PROBLEM STATEMENT:
Note each line that includes the word "Deciduous". Copy those lines.

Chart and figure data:

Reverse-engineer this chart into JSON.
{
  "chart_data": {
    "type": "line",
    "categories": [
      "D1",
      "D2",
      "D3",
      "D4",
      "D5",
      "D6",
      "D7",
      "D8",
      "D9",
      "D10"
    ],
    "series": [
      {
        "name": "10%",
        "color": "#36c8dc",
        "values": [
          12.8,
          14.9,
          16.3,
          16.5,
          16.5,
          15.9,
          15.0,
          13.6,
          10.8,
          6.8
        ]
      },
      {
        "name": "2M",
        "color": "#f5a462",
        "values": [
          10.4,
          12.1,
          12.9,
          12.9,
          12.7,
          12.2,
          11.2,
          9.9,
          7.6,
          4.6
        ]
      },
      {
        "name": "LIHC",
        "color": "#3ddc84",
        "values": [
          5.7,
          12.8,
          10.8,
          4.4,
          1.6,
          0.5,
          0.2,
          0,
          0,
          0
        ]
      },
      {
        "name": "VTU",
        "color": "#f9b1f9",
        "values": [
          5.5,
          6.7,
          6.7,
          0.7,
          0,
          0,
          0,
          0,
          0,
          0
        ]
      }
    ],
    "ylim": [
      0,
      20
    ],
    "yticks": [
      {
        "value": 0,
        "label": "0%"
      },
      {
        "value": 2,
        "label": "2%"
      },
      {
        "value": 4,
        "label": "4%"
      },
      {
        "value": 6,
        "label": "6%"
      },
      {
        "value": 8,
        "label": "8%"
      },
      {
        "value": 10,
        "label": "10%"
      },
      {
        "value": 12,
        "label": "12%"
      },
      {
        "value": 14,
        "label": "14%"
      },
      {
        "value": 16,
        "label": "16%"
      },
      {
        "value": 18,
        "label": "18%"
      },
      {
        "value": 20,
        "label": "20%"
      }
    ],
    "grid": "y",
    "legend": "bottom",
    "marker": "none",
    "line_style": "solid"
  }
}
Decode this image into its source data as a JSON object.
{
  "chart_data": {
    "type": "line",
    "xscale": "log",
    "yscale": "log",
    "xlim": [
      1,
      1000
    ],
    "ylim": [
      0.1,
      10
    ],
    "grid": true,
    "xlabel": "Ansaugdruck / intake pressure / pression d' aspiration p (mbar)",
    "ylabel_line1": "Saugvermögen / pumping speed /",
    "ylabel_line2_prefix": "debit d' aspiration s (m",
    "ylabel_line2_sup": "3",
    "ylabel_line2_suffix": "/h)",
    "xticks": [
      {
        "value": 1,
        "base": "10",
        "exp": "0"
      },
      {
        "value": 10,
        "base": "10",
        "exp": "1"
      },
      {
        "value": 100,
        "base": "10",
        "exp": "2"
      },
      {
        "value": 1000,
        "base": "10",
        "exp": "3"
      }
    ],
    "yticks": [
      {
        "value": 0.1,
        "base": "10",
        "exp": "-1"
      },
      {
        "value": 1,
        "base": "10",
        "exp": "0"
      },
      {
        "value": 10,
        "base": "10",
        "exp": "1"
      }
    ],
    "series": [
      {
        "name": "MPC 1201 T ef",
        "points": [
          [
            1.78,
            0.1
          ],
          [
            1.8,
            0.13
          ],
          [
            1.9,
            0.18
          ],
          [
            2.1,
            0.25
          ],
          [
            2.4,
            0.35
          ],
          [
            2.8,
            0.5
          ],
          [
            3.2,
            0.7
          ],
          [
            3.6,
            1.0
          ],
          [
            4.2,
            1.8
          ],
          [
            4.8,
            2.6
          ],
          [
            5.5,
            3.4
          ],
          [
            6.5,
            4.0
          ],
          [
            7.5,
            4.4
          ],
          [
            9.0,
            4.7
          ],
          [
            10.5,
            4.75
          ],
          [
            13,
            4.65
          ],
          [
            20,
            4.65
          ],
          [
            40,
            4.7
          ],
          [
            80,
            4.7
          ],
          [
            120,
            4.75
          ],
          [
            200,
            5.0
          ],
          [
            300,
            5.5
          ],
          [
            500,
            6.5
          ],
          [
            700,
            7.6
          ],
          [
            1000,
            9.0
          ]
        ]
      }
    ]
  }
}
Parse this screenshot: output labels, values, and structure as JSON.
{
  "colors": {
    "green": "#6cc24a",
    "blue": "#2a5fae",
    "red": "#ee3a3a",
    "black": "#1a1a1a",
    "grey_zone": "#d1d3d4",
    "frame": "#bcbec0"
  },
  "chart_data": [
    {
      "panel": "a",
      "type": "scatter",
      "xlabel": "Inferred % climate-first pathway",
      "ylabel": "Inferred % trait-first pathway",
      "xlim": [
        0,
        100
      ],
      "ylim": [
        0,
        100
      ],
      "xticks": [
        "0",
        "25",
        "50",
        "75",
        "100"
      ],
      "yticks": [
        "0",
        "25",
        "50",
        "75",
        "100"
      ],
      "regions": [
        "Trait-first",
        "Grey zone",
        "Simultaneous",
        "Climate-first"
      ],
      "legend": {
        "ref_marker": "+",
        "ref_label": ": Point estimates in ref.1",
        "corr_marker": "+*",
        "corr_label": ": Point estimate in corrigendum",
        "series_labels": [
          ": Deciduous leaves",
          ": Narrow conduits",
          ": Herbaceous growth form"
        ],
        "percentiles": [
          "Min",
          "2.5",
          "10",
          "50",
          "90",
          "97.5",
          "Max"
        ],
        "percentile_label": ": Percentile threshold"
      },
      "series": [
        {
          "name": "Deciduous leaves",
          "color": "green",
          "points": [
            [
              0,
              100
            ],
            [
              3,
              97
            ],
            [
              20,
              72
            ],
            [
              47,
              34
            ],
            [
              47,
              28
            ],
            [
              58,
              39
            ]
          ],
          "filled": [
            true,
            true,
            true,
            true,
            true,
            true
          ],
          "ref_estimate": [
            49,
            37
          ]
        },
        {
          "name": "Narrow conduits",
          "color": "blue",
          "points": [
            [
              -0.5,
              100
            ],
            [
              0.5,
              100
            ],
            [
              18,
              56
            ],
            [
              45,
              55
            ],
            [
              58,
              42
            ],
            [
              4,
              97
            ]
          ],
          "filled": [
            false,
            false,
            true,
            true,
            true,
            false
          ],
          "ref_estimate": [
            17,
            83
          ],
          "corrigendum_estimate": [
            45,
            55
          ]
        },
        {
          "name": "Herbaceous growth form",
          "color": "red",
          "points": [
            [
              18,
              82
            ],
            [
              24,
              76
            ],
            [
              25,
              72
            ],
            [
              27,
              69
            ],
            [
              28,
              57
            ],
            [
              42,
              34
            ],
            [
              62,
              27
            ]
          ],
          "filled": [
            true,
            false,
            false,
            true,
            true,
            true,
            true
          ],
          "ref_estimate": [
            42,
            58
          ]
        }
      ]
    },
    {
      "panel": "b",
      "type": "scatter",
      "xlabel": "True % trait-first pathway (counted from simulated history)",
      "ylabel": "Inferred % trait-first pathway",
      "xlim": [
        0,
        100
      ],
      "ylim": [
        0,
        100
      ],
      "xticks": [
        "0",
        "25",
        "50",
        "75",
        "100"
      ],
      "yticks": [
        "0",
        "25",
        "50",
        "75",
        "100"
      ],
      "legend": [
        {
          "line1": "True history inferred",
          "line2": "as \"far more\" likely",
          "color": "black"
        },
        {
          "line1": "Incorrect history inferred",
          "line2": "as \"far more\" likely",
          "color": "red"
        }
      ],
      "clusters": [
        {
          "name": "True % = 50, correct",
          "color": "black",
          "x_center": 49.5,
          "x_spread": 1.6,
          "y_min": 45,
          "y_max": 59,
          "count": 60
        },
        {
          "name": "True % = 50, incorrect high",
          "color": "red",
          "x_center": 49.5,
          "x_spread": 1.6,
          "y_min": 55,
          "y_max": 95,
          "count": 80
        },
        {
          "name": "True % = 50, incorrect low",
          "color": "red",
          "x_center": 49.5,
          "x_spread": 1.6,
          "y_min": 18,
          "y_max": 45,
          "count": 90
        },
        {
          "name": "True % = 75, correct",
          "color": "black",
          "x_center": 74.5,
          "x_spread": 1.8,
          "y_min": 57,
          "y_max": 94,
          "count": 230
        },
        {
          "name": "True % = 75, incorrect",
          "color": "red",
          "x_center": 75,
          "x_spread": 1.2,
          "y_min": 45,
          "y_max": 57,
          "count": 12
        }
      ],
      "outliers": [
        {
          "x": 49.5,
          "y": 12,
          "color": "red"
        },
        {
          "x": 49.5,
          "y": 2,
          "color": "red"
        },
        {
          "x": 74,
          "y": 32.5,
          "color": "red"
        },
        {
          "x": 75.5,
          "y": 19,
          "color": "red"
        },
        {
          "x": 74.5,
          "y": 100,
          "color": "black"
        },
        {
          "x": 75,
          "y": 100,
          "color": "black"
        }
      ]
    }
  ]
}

EXPECTED ANSWER:
          ": Deciduous leaves",
          "name": "Deciduous leaves",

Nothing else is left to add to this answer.